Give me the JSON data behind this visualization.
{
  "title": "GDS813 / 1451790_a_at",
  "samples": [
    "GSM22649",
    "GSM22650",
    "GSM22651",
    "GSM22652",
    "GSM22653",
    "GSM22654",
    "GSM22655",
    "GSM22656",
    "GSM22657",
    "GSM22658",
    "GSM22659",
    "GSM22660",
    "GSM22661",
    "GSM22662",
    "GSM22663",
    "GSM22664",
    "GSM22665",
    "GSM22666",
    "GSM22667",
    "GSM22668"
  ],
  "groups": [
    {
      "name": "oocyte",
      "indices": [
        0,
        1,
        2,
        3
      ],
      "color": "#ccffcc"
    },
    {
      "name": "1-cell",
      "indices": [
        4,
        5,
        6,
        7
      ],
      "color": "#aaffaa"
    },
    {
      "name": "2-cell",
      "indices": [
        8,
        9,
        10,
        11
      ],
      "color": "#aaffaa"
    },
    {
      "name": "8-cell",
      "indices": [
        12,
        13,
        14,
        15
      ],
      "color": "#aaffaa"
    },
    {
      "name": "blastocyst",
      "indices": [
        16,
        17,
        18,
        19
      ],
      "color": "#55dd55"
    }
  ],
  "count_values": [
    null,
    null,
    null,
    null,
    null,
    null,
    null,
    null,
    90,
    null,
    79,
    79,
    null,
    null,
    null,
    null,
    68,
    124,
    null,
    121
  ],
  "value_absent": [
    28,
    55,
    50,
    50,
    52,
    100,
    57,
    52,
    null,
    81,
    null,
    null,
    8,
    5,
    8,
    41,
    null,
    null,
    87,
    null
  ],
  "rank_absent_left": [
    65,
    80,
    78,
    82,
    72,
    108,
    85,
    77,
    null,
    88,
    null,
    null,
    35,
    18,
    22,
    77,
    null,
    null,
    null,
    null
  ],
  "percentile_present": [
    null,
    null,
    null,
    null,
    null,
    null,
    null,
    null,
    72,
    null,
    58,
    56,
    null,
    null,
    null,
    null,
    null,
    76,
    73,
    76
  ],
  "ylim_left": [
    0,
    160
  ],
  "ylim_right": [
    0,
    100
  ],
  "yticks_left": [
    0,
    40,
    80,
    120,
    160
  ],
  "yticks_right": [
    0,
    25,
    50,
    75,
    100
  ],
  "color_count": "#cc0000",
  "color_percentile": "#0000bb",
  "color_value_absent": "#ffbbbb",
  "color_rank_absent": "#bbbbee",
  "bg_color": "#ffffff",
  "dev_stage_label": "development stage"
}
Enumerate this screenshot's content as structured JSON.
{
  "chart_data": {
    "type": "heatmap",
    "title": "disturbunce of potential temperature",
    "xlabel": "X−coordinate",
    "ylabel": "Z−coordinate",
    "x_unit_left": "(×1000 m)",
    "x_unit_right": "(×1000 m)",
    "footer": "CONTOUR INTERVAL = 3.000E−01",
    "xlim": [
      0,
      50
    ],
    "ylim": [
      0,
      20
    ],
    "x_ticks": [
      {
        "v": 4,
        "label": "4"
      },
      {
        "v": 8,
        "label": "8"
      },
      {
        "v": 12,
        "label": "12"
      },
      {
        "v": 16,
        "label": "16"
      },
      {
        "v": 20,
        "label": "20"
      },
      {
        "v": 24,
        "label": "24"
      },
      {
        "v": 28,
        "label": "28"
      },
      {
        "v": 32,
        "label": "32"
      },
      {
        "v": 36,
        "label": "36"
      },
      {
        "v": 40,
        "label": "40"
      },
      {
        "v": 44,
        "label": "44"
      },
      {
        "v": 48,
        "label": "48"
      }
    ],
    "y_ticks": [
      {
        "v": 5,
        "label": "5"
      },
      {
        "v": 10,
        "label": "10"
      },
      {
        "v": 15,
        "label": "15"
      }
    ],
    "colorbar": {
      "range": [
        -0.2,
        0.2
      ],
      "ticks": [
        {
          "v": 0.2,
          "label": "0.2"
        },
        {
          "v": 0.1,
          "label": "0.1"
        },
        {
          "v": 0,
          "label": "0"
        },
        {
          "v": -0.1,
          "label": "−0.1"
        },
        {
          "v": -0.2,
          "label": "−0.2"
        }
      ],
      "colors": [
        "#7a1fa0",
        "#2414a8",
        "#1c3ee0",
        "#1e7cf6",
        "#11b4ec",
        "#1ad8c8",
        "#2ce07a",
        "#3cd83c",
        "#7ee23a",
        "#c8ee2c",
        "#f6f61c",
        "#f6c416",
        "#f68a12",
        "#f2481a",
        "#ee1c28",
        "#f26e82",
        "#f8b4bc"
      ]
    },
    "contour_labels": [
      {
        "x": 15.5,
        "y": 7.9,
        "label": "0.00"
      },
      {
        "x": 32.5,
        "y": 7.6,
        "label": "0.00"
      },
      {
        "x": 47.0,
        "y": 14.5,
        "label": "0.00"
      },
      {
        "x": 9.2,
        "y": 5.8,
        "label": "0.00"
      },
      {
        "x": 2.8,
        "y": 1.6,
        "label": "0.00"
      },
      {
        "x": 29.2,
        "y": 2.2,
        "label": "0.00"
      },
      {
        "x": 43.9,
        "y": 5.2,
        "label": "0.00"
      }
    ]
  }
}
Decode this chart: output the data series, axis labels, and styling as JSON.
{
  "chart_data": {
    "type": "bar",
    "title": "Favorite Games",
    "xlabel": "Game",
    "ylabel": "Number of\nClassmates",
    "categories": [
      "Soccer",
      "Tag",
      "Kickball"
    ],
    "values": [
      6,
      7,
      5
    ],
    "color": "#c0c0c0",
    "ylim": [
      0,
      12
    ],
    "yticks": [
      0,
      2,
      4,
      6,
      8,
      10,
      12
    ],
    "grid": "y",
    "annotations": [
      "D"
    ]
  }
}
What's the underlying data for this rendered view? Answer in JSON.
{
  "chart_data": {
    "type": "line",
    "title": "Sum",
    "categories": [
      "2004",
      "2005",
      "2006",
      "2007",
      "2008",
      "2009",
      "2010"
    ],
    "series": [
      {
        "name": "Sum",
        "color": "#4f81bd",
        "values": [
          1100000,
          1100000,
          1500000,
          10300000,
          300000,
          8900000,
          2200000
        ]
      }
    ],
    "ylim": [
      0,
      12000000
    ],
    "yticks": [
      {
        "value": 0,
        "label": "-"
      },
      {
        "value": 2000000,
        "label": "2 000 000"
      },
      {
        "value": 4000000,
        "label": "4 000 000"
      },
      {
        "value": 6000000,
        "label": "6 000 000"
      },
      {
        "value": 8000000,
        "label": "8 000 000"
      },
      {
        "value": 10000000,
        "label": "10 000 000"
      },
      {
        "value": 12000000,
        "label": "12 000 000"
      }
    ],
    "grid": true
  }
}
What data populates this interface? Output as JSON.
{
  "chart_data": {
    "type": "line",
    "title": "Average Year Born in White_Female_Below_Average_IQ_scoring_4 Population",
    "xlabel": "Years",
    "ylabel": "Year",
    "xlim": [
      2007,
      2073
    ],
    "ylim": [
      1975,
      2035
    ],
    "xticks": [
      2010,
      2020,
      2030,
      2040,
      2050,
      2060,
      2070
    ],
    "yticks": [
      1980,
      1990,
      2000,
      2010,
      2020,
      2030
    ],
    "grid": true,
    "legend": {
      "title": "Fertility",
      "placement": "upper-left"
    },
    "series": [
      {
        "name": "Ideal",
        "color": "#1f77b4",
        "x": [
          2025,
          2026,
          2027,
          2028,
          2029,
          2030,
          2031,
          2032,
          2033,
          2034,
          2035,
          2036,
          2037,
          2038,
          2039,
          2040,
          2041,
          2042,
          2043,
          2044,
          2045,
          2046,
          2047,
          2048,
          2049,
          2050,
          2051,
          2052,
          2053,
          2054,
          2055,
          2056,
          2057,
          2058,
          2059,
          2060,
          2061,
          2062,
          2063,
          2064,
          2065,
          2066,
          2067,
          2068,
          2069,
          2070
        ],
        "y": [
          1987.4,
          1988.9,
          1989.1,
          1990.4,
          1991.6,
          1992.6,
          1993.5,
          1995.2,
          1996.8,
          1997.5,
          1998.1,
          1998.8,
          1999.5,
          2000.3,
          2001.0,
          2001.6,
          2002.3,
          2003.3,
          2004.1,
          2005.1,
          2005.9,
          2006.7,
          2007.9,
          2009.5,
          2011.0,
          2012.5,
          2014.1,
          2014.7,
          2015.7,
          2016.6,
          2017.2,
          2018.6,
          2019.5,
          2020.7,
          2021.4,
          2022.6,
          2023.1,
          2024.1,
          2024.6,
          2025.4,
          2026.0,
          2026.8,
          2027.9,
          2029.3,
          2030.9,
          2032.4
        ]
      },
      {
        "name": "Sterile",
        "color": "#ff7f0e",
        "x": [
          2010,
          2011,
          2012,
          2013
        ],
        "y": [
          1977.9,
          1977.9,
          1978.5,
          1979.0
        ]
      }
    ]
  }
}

===============

> Goal
How many lines of the records contain the string "title"? Respond with the number alone.

> Answer in full
6